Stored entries
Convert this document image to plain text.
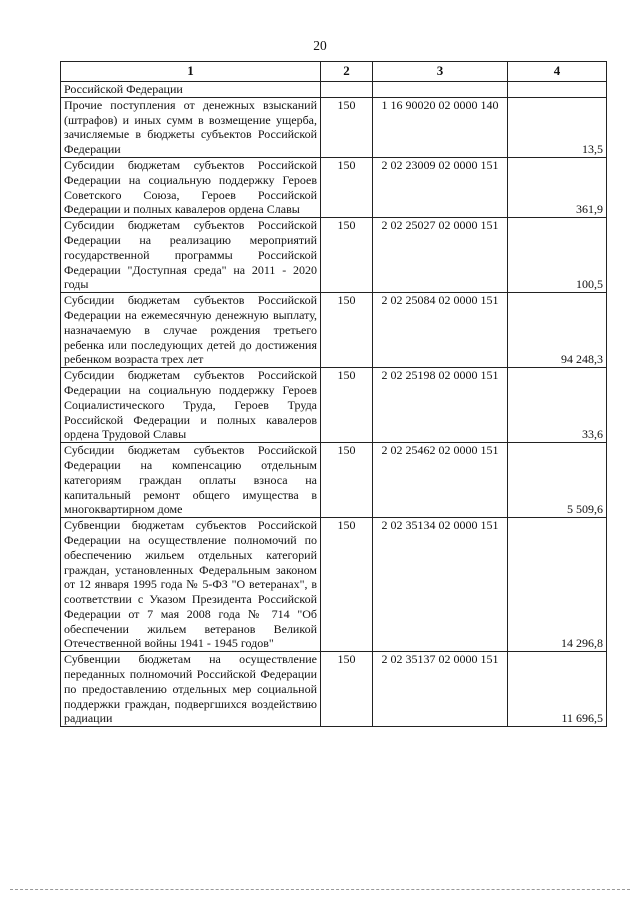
20
1	2	3	4
Российской Федерации			
Прочие поступления от денежных взысканий (штрафов) и иных сумм в возмещение ущерба, зачисляемые в бюджеты субъектов Российской Федерации	150	1 16 90020 02 0000 140	13,5
Субсидии бюджетам субъектов Российской Федерации на социальную поддержку Героев Советского Союза, Героев Российской Федерации и полных кавалеров ордена Славы	150	2 02 23009 02 0000 151	361,9
Субсидии бюджетам субъектов Российской Федерации на реализацию мероприятий государственной программы Российской Федерации "Доступная среда" на 2011 - 2020 годы	150	2 02 25027 02 0000 151	100,5
Субсидии бюджетам субъектов Российской Федерации на ежемесячную денежную выплату, назначаемую в случае рождения третьего ребенка или последующих детей до достижения ребенком возраста трех лет	150	2 02 25084 02 0000 151	94 248,3
Субсидии бюджетам субъектов Российской Федерации на социальную поддержку Героев Социалистического Труда, Героев Труда Российской Федерации и полных кавалеров ордена Трудовой Славы	150	2 02 25198 02 0000 151	33,6
Субсидии бюджетам субъектов Российской Федерации на компенсацию отдельным категориям граждан оплаты взноса на капитальный ремонт общего имущества в многоквартирном доме	150	2 02 25462 02 0000 151	5 509,6
Субвенции бюджетам субъектов Российской Федерации на осуществление полномочий по обеспечению жильем отдельных категорий граждан, установленных Федеральным законом от 12 января 1995 года № 5-ФЗ "О ветеранах", в соответствии с Указом Президента Российской Федерации от 7 мая 2008 года № 714 "Об обеспечении жильем ветеранов Великой Отечественной войны 1941 - 1945 годов"	150	2 02 35134 02 0000 151	14 296,8
Субвенции бюджетам на осуществление переданных полномочий Российской Федерации по предоставлению отдельных мер социальной поддержки граждан, подвергшихся воздействию радиации	150	2 02 35137 02 0000 151	11 696,5
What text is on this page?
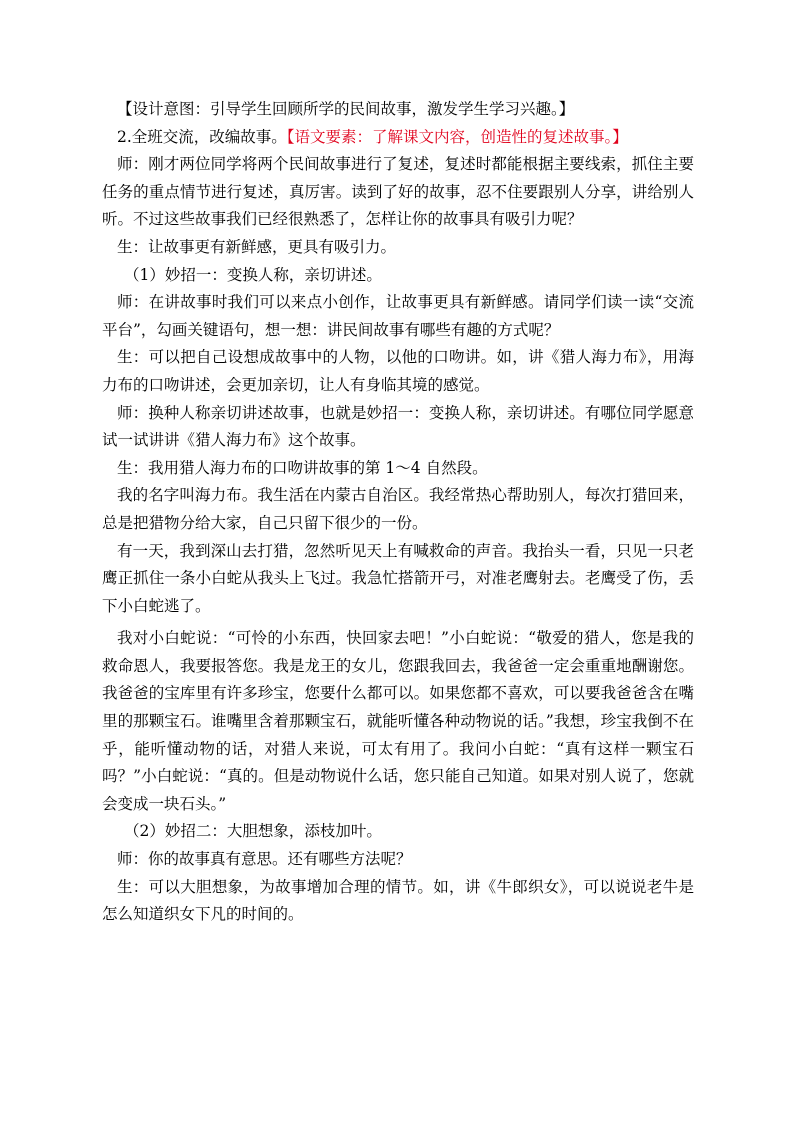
【设计意图：引导学生回顾所学的民间故事，激发学生学习兴趣。】

2.全班交流，改编故事。【语文要素：了解课文内容，创造性的复述故事。】

师：刚才两位同学将两个民间故事进行了复述，复述时都能根据主要线索，抓住主要任务的重点情节进行复述，真厉害。读到了好的故事，忍不住要跟别人分享，讲给别人听。不过这些故事我们已经很熟悉了，怎样让你的故事具有吸引力呢？

生：让故事更有新鲜感，更具有吸引力。

（1）妙招一：变换人称，亲切讲述。

师：在讲故事时我们可以来点小创作，让故事更具有新鲜感。请同学们读一读“交流平台”，勾画关键语句，想一想：讲民间故事有哪些有趣的方式呢？

生：可以把自己设想成故事中的人物，以他的口吻讲。如，讲《猎人海力布》，用海力布的口吻讲述，会更加亲切，让人有身临其境的感觉。

师：换种人称亲切讲述故事，也就是妙招一：变换人称，亲切讲述。有哪位同学愿意试一试讲讲《猎人海力布》这个故事。

生：我用猎人海力布的口吻讲故事的第 1～4 自然段。

我的名字叫海力布。我生活在内蒙古自治区。我经常热心帮助别人，每次打猎回来，总是把猎物分给大家，自己只留下很少的一份。

有一天，我到深山去打猎，忽然听见天上有喊救命的声音。我抬头一看，只见一只老鹰正抓住一条小白蛇从我头上飞过。我急忙搭箭开弓，对准老鹰射去。老鹰受了伤，丢下小白蛇逃了。

我对小白蛇说：“可怜的小东西，快回家去吧！”小白蛇说：“敬爱的猎人，您是我的救命恩人，我要报答您。我是龙王的女儿，您跟我回去，我爸爸一定会重重地酬谢您。我爸爸的宝库里有许多珍宝，您要什么都可以。如果您都不喜欢，可以要我爸爸含在嘴里的那颗宝石。谁嘴里含着那颗宝石，就能听懂各种动物说的话。”我想，珍宝我倒不在乎，能听懂动物的话，对猎人来说，可太有用了。我问小白蛇：“真有这样一颗宝石吗？”小白蛇说：“真的。但是动物说什么话，您只能自己知道。如果对别人说了，您就会变成一块石头。”

（2）妙招二：大胆想象，添枝加叶。

师：你的故事真有意思。还有哪些方法呢？

生：可以大胆想象，为故事增加合理的情节。如，讲《牛郎织女》，可以说说老牛是怎么知道织女下凡的时间的。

- **SHORT TASK**: All lines that include "ордена" are to be gathered and copied.

- **EXERCISE ANSWER**:
Субсидии бюджетам субъектов Российской Федерации на социальную поддержку Героев Советского Союза, Героев Российской Федерации и полных кавалеров ордена Славы	150	2 02 23009 02 0000 151	361,9
Субсидии бюджетам субъектов Российской Федерации на социальную поддержку Героев Социалистического Труда, Героев Труда Российской Федерации и полных кавалеров ордена Трудовой Славы	150	2 02 25198 02 0000 151	33,6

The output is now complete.